> Data items:
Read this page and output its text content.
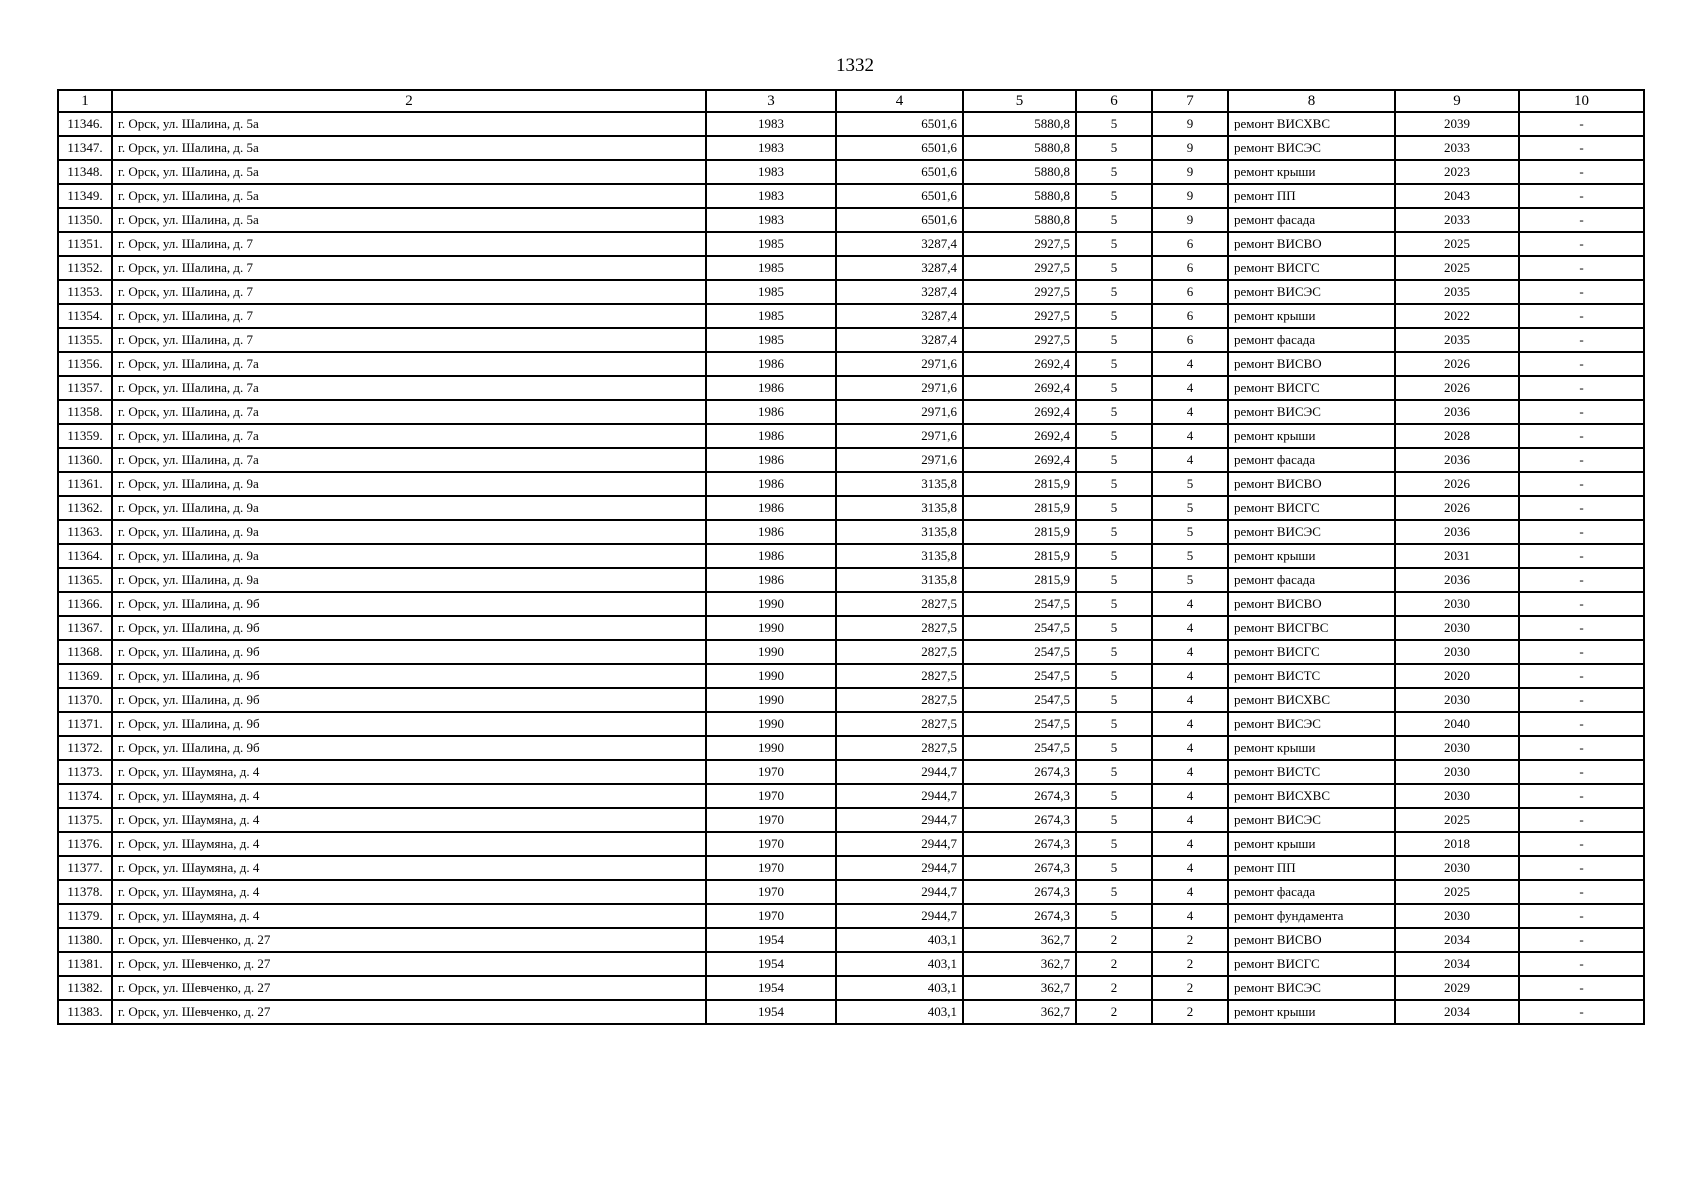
1332
1	2	3	4	5	6	7	8	9	10
11346.	г. Орск, ул. Шалина, д. 5а	1983	6501,6	5880,8	5	9	ремонт ВИСХВС	2039	-
11347.	г. Орск, ул. Шалина, д. 5а	1983	6501,6	5880,8	5	9	ремонт ВИСЭС	2033	-
11348.	г. Орск, ул. Шалина, д. 5а	1983	6501,6	5880,8	5	9	ремонт крыши	2023	-
11349.	г. Орск, ул. Шалина, д. 5а	1983	6501,6	5880,8	5	9	ремонт ПП	2043	-
11350.	г. Орск, ул. Шалина, д. 5а	1983	6501,6	5880,8	5	9	ремонт фасада	2033	-
11351.	г. Орск, ул. Шалина, д. 7	1985	3287,4	2927,5	5	6	ремонт ВИСВО	2025	-
11352.	г. Орск, ул. Шалина, д. 7	1985	3287,4	2927,5	5	6	ремонт ВИСГС	2025	-
11353.	г. Орск, ул. Шалина, д. 7	1985	3287,4	2927,5	5	6	ремонт ВИСЭС	2035	-
11354.	г. Орск, ул. Шалина, д. 7	1985	3287,4	2927,5	5	6	ремонт крыши	2022	-
11355.	г. Орск, ул. Шалина, д. 7	1985	3287,4	2927,5	5	6	ремонт фасада	2035	-
11356.	г. Орск, ул. Шалина, д. 7а	1986	2971,6	2692,4	5	4	ремонт ВИСВО	2026	-
11357.	г. Орск, ул. Шалина, д. 7а	1986	2971,6	2692,4	5	4	ремонт ВИСГС	2026	-
11358.	г. Орск, ул. Шалина, д. 7а	1986	2971,6	2692,4	5	4	ремонт ВИСЭС	2036	-
11359.	г. Орск, ул. Шалина, д. 7а	1986	2971,6	2692,4	5	4	ремонт крыши	2028	-
11360.	г. Орск, ул. Шалина, д. 7а	1986	2971,6	2692,4	5	4	ремонт фасада	2036	-
11361.	г. Орск, ул. Шалина, д. 9а	1986	3135,8	2815,9	5	5	ремонт ВИСВО	2026	-
11362.	г. Орск, ул. Шалина, д. 9а	1986	3135,8	2815,9	5	5	ремонт ВИСГС	2026	-
11363.	г. Орск, ул. Шалина, д. 9а	1986	3135,8	2815,9	5	5	ремонт ВИСЭС	2036	-
11364.	г. Орск, ул. Шалина, д. 9а	1986	3135,8	2815,9	5	5	ремонт крыши	2031	-
11365.	г. Орск, ул. Шалина, д. 9а	1986	3135,8	2815,9	5	5	ремонт фасада	2036	-
11366.	г. Орск, ул. Шалина, д. 9б	1990	2827,5	2547,5	5	4	ремонт ВИСВО	2030	-
11367.	г. Орск, ул. Шалина, д. 9б	1990	2827,5	2547,5	5	4	ремонт ВИСГВС	2030	-
11368.	г. Орск, ул. Шалина, д. 9б	1990	2827,5	2547,5	5	4	ремонт ВИСГС	2030	-
11369.	г. Орск, ул. Шалина, д. 9б	1990	2827,5	2547,5	5	4	ремонт ВИСТС	2020	-
11370.	г. Орск, ул. Шалина, д. 9б	1990	2827,5	2547,5	5	4	ремонт ВИСХВС	2030	-
11371.	г. Орск, ул. Шалина, д. 9б	1990	2827,5	2547,5	5	4	ремонт ВИСЭС	2040	-
11372.	г. Орск, ул. Шалина, д. 9б	1990	2827,5	2547,5	5	4	ремонт крыши	2030	-
11373.	г. Орск, ул. Шаумяна, д. 4	1970	2944,7	2674,3	5	4	ремонт ВИСТС	2030	-
11374.	г. Орск, ул. Шаумяна, д. 4	1970	2944,7	2674,3	5	4	ремонт ВИСХВС	2030	-
11375.	г. Орск, ул. Шаумяна, д. 4	1970	2944,7	2674,3	5	4	ремонт ВИСЭС	2025	-
11376.	г. Орск, ул. Шаумяна, д. 4	1970	2944,7	2674,3	5	4	ремонт крыши	2018	-
11377.	г. Орск, ул. Шаумяна, д. 4	1970	2944,7	2674,3	5	4	ремонт ПП	2030	-
11378.	г. Орск, ул. Шаумяна, д. 4	1970	2944,7	2674,3	5	4	ремонт фасада	2025	-
11379.	г. Орск, ул. Шаумяна, д. 4	1970	2944,7	2674,3	5	4	ремонт фундамента	2030	-
11380.	г. Орск, ул. Шевченко, д. 27	1954	403,1	362,7	2	2	ремонт ВИСВО	2034	-
11381.	г. Орск, ул. Шевченко, д. 27	1954	403,1	362,7	2	2	ремонт ВИСГС	2034	-
11382.	г. Орск, ул. Шевченко, д. 27	1954	403,1	362,7	2	2	ремонт ВИСЭС	2029	-
11383.	г. Орск, ул. Шевченко, д. 27	1954	403,1	362,7	2	2	ремонт крыши	2034	-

> Exercise task:
Locate each line with the word "ВИСХВС" and copy it.

> Solution to this exercise:
11346.	г. Орск, ул. Шалина, д. 5а	1983	6501,6	5880,8	5	9	ремонт ВИСХВС	2039	-
11370.	г. Орск, ул. Шалина, д. 9б	1990	2827,5	2547,5	5	4	ремонт ВИСХВС	2030	-
11374.	г. Орск, ул. Шаумяна, д. 4	1970	2944,7	2674,3	5	4	ремонт ВИСХВС	2030	-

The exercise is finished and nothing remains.